_Task description_: Find how many lines in the data below include the word "Total", then write only that number.

Structured figure records:
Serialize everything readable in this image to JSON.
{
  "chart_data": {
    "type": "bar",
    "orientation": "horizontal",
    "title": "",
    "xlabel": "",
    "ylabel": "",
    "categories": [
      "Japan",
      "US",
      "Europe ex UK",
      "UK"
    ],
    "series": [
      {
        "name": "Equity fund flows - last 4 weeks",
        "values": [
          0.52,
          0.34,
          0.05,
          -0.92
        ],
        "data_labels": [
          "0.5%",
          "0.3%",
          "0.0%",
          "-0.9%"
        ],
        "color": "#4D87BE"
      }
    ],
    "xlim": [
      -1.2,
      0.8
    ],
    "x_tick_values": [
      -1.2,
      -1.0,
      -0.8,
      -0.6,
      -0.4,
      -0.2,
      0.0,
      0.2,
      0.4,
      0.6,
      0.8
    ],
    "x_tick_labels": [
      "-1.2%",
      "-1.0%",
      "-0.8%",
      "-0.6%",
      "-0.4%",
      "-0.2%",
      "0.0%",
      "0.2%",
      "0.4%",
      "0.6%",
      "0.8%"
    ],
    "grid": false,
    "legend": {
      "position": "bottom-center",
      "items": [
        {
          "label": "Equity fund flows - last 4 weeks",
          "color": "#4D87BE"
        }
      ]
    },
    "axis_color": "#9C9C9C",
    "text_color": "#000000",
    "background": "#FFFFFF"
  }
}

==

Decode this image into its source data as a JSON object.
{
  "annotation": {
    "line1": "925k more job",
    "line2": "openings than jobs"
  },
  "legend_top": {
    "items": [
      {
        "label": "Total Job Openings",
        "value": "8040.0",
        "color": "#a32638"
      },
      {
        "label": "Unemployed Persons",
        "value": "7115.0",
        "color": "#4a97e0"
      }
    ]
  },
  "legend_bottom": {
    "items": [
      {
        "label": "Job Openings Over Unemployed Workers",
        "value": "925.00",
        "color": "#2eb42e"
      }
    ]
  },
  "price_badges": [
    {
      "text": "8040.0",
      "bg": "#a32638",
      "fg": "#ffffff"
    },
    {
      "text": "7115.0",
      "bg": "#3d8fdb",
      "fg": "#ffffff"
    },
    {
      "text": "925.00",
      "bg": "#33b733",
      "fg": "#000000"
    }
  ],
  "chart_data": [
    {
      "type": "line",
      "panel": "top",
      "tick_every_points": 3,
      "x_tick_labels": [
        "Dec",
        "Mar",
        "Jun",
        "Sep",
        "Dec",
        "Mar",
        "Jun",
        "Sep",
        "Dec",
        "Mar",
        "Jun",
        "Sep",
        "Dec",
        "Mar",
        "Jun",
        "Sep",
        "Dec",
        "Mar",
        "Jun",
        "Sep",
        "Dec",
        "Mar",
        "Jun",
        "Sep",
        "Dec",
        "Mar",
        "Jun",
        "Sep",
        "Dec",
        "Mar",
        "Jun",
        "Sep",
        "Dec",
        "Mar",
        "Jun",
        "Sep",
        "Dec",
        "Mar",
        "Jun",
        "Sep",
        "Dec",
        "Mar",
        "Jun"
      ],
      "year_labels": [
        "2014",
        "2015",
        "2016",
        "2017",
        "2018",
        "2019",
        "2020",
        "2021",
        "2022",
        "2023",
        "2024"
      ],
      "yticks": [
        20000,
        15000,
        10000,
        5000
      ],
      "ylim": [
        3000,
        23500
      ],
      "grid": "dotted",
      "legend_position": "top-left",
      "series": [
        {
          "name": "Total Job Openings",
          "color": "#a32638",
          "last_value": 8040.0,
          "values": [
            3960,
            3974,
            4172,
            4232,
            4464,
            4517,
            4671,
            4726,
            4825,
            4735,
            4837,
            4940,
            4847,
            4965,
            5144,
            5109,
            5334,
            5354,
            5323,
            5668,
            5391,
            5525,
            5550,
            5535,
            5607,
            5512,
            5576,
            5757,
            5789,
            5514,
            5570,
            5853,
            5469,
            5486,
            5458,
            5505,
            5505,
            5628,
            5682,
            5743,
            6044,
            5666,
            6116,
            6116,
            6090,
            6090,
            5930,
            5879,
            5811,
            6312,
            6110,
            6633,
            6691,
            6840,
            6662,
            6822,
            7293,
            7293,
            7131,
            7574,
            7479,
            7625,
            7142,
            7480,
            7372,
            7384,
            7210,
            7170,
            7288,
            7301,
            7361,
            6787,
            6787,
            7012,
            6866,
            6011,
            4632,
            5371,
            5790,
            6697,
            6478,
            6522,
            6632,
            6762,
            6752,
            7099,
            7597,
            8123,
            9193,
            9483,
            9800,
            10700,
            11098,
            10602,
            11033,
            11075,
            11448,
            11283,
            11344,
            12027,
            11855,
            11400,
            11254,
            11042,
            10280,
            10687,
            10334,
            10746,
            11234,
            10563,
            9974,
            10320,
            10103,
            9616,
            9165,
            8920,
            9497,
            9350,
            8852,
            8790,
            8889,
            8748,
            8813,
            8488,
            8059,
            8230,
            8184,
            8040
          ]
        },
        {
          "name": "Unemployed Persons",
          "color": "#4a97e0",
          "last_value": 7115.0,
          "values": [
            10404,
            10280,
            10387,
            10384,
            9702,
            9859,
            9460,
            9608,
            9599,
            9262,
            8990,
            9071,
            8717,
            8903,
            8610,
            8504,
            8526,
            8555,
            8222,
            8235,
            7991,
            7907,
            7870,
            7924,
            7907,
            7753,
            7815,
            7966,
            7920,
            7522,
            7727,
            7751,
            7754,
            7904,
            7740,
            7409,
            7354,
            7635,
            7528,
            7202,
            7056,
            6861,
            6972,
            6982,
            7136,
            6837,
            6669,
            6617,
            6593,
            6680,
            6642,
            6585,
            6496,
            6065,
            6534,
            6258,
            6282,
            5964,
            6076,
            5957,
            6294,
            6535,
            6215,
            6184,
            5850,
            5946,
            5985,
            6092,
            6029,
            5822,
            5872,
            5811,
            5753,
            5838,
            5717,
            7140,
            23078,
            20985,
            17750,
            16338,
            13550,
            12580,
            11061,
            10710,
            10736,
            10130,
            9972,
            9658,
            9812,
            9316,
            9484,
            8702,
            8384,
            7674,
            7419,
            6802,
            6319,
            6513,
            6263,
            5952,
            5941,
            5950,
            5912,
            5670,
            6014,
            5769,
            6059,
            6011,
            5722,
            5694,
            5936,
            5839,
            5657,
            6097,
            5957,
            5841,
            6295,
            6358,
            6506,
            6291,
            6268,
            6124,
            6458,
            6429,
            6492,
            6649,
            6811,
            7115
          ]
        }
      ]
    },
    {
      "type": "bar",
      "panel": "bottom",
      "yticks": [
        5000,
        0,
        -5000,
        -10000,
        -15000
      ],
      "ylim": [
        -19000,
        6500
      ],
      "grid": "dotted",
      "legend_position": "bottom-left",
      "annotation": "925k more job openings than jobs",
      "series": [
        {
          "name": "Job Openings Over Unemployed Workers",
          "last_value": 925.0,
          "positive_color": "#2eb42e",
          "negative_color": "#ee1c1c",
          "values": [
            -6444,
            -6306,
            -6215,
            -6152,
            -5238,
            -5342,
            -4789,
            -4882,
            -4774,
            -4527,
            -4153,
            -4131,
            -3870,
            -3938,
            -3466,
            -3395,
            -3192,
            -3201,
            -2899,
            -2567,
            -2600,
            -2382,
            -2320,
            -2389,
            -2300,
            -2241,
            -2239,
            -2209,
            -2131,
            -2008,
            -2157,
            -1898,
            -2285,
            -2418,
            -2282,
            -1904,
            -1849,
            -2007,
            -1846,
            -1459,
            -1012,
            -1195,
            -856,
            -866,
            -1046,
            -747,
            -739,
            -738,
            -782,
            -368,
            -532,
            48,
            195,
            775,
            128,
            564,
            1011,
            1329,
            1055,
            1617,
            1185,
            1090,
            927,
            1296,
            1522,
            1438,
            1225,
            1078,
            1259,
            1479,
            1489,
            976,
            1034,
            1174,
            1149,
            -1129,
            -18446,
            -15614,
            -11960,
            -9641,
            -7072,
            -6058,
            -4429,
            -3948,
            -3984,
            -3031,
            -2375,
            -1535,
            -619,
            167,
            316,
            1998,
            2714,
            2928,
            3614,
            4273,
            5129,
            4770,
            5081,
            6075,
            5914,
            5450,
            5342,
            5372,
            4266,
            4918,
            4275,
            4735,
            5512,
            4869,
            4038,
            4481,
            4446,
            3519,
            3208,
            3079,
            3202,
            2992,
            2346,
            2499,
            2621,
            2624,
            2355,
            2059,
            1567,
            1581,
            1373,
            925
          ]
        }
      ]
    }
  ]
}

_The completed task_: 2